> **REQUIRED WORK**: Print the rows from the line with "annotation-leader-3 — [311, 479, 314, 504]" up to and including the line with "data-label-value-4: 40,857.39 —", copying each one exactly.

> **DATA FOR THIS TASK**:

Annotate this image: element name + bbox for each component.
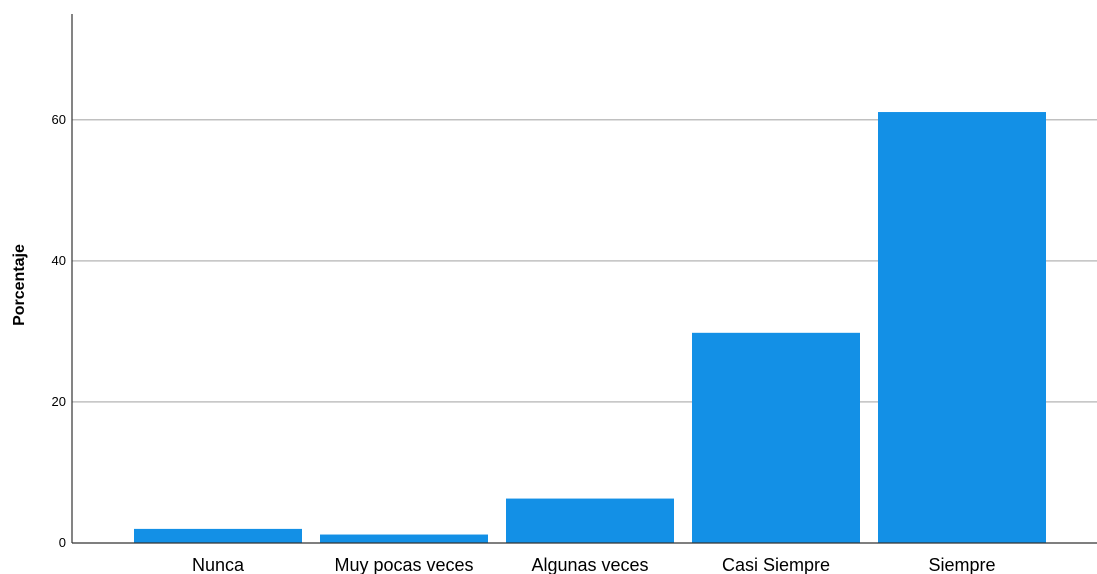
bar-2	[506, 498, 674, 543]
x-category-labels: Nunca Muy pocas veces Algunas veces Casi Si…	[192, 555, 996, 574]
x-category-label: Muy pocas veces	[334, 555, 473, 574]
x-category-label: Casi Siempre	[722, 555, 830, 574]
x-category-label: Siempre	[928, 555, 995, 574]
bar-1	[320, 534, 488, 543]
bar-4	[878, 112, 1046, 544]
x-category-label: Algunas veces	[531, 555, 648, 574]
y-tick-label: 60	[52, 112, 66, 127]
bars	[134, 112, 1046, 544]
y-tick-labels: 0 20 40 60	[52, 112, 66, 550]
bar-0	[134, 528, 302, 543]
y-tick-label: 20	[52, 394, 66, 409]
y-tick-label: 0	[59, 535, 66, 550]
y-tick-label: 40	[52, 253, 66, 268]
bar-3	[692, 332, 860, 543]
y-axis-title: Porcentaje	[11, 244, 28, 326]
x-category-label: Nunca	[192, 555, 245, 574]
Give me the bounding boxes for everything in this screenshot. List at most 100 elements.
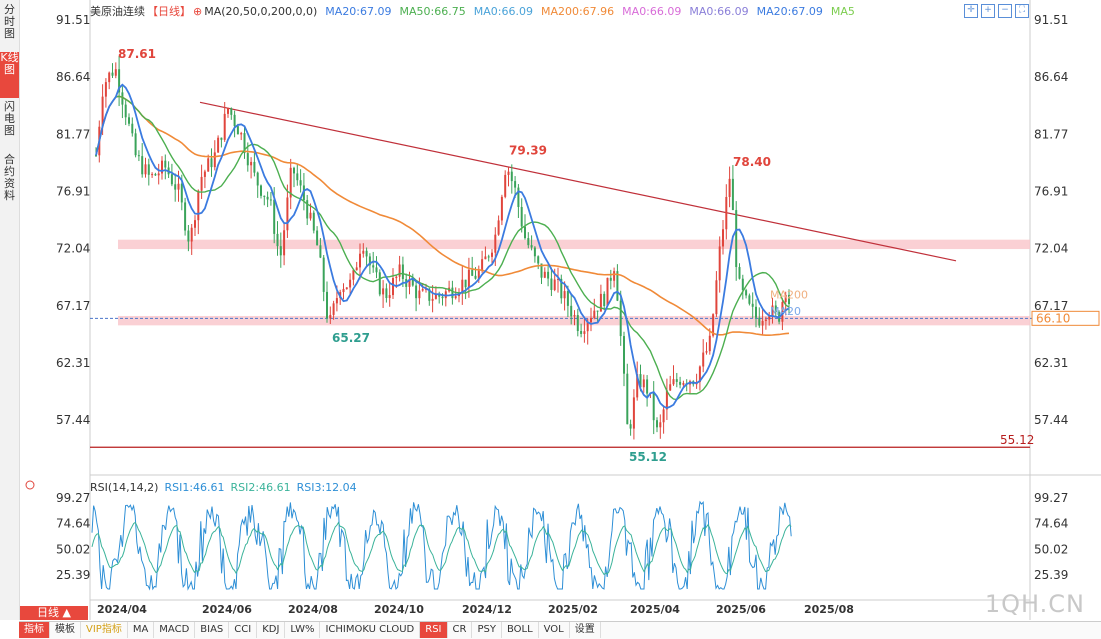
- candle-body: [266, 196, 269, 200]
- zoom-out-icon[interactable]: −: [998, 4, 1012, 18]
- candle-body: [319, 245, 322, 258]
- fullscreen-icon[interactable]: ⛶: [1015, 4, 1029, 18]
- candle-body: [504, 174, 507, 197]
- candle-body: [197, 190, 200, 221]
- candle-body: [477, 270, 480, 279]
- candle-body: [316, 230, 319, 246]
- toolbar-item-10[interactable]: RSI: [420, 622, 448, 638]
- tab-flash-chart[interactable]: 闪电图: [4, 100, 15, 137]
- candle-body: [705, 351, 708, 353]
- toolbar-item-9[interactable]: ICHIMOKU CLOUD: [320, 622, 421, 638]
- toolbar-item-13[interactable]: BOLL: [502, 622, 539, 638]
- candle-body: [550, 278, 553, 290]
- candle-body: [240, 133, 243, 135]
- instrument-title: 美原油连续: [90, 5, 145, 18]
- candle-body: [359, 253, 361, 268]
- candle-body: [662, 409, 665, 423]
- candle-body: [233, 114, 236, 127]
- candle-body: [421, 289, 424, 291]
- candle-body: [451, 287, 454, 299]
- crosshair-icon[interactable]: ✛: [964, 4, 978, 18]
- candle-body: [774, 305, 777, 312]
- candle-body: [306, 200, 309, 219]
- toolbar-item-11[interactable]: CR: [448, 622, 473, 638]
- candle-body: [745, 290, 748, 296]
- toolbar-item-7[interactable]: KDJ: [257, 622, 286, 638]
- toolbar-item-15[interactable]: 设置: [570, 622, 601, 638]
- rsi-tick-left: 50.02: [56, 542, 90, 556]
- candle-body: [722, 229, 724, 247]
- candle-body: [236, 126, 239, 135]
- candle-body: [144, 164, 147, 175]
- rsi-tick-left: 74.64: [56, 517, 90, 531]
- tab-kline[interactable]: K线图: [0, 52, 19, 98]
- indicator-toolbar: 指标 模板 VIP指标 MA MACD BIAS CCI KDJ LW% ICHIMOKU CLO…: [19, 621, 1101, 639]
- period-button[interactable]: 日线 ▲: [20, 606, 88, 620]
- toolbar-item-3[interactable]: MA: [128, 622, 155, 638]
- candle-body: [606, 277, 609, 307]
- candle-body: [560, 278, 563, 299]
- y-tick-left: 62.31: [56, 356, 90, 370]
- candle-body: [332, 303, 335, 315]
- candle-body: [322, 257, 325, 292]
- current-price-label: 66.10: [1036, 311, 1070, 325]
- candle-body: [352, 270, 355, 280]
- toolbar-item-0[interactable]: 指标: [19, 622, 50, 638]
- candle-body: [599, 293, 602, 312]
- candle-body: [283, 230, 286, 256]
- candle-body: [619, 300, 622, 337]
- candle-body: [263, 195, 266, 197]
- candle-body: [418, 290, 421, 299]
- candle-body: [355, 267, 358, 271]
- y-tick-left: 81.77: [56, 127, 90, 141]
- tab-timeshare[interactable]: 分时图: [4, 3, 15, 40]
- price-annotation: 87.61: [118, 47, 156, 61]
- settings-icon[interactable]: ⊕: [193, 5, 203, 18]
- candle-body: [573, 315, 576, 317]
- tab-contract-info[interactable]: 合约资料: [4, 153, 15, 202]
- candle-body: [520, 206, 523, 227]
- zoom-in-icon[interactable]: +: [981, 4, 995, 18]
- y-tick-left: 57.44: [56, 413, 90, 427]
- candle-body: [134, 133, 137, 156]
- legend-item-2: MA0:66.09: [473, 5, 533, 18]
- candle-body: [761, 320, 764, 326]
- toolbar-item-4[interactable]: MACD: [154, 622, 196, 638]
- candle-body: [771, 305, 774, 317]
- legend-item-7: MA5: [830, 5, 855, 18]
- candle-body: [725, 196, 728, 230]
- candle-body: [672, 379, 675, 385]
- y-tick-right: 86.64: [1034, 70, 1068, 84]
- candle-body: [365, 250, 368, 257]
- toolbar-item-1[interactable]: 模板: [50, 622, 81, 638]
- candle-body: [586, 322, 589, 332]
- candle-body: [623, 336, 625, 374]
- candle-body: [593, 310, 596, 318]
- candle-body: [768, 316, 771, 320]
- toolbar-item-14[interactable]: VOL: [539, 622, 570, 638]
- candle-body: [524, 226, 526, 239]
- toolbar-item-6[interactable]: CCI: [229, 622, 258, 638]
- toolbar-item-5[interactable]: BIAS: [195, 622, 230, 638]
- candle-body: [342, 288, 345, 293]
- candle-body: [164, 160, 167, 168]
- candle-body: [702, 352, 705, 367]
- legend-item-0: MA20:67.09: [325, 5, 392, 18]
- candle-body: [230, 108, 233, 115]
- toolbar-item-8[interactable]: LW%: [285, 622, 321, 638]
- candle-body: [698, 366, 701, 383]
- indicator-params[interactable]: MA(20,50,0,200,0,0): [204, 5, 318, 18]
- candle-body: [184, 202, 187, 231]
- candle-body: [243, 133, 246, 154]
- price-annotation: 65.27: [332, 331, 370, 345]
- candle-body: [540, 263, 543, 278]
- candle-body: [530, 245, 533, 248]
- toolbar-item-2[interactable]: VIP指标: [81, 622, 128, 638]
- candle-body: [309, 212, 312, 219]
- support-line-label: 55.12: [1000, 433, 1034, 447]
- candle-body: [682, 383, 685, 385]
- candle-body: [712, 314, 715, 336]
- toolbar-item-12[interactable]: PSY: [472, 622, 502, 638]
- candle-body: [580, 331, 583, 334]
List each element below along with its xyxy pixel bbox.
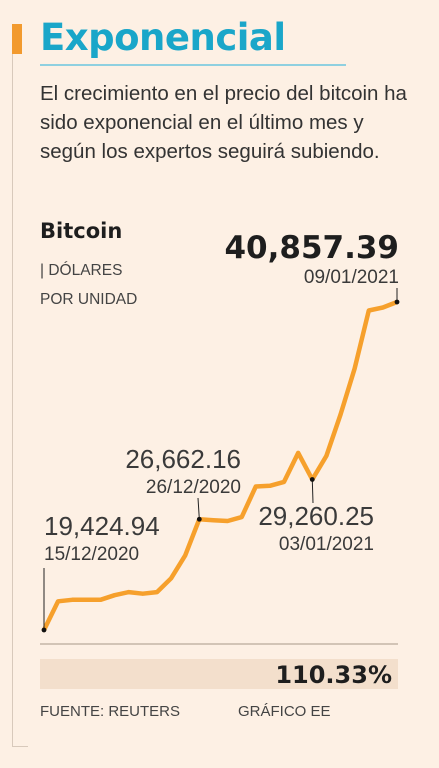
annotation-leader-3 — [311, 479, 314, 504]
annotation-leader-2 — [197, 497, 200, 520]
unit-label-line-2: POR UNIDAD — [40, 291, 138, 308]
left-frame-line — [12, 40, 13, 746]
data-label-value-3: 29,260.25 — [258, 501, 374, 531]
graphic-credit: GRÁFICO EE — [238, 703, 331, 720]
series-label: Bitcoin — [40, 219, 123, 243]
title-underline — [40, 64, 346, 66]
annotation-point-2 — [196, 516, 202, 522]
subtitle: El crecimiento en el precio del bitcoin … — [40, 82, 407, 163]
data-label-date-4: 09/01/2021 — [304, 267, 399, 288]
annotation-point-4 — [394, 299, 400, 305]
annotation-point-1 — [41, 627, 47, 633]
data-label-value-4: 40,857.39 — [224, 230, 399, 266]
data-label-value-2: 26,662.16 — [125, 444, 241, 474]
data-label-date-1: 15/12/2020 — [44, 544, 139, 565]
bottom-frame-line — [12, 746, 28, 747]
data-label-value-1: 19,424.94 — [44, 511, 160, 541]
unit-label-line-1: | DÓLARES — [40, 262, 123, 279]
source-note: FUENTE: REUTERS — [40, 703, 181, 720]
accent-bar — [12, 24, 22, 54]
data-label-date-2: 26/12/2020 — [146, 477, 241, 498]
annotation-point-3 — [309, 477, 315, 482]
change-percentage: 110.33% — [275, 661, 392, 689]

> **SOLUTION FOR THIS TASK**:
annotation-leader-3 — [311, 479, 314, 504]
annotation-leader-2 — [197, 497, 200, 520]
unit-label-line-2: POR UNIDAD — [40, 291, 138, 308]
left-frame-line — [12, 40, 13, 746]
data-label-value-3: 29,260.25 — [258, 501, 374, 531]
graphic-credit: GRÁFICO EE — [238, 703, 331, 720]
series-label: Bitcoin — [40, 219, 123, 243]
title-underline — [40, 64, 346, 66]
annotation-point-2 — [196, 516, 202, 522]
subtitle: El crecimiento en el precio del bitcoin … — [40, 82, 407, 163]
data-label-date-4: 09/01/2021 — [304, 267, 399, 288]
annotation-point-4 — [394, 299, 400, 305]
annotation-point-1 — [41, 627, 47, 633]
data-label-value-4: 40,857.39 — [224, 230, 399, 266]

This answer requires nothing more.